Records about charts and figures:
■ ■ ■ ■ ■ ■ ■
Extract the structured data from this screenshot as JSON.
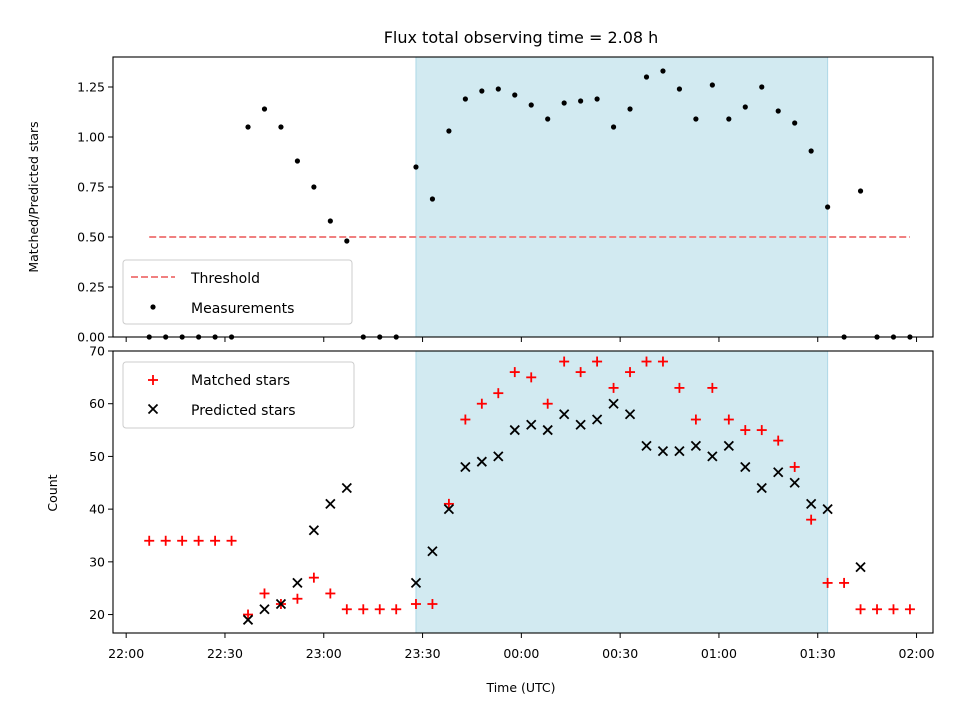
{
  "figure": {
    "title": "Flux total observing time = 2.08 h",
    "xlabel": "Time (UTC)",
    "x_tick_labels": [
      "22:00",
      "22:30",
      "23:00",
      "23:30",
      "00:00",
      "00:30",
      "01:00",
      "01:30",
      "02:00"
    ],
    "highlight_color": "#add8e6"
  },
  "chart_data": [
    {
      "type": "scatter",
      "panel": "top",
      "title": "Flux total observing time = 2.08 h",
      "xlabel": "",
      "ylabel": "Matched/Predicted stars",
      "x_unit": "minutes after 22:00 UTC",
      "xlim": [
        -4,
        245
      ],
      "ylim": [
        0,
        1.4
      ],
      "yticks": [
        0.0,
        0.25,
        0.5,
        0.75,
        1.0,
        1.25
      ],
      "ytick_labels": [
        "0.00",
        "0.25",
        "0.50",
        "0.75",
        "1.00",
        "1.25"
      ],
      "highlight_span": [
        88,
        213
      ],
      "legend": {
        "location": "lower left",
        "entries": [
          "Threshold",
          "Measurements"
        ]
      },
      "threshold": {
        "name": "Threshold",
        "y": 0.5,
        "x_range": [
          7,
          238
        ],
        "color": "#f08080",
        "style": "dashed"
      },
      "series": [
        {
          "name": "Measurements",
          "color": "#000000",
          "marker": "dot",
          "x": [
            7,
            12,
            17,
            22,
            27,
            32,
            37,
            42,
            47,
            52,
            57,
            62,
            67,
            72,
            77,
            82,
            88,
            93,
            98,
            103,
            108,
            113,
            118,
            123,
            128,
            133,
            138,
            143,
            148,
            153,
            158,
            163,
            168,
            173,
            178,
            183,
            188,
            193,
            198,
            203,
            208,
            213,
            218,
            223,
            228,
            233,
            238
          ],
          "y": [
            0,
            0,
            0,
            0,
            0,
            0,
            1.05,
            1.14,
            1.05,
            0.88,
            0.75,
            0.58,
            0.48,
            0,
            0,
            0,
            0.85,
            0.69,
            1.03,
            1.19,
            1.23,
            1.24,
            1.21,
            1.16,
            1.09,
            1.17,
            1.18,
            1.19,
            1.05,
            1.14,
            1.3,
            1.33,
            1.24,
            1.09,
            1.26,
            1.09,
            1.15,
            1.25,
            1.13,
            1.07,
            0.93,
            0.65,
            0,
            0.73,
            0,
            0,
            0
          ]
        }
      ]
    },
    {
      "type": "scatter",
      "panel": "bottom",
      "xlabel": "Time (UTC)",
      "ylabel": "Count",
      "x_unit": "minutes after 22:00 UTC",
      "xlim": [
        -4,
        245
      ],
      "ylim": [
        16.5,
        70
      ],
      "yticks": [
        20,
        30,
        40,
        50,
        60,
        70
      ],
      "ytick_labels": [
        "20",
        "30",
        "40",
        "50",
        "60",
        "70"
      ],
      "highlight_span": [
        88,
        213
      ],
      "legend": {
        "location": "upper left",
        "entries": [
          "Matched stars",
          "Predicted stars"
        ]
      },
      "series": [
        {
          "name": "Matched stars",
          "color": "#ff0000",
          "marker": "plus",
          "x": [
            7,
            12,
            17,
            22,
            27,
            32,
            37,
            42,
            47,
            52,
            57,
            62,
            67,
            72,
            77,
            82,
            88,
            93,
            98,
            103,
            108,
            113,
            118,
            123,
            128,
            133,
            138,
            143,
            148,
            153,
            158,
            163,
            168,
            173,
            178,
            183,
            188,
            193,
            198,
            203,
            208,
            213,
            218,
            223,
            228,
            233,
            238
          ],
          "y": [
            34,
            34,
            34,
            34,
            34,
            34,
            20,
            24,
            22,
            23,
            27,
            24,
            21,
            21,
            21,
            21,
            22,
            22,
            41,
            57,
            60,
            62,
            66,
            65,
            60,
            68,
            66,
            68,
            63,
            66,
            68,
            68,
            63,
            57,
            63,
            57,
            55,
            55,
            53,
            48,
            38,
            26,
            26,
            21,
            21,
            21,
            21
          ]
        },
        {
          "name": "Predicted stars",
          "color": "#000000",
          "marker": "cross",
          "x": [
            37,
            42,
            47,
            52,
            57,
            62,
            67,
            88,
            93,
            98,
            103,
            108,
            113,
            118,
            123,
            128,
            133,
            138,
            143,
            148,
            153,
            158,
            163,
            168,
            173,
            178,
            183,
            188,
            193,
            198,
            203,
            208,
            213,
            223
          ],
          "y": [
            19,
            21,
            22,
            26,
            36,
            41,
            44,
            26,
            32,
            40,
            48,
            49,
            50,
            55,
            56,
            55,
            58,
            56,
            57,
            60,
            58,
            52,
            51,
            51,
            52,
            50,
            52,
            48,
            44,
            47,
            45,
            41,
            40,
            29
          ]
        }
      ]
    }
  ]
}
■ ■ ■ ■ ■ ■ ■
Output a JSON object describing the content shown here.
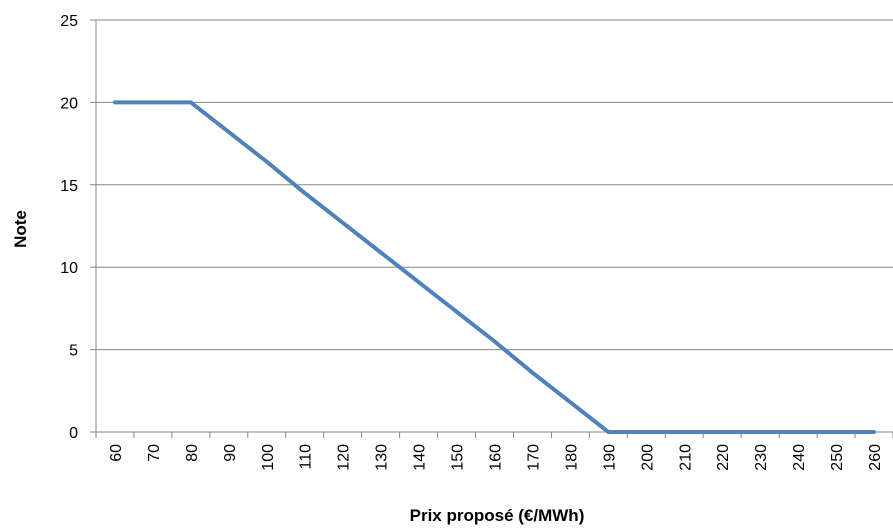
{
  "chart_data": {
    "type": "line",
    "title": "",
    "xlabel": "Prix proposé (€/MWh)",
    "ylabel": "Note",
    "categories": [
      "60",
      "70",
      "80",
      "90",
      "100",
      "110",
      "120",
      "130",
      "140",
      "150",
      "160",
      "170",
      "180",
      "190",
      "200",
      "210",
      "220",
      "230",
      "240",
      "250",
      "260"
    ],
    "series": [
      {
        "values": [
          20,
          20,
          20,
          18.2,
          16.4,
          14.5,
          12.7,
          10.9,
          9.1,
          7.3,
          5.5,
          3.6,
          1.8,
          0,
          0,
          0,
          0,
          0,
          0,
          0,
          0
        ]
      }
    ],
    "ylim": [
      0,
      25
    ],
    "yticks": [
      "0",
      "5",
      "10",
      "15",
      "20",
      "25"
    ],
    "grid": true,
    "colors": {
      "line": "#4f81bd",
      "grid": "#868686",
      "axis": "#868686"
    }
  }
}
■ ■ ■ ■ ■ ■ ■
--- Task details ---
Tally the lines in the listing that hold "Flux" and report the number alone.

--- Result ---
2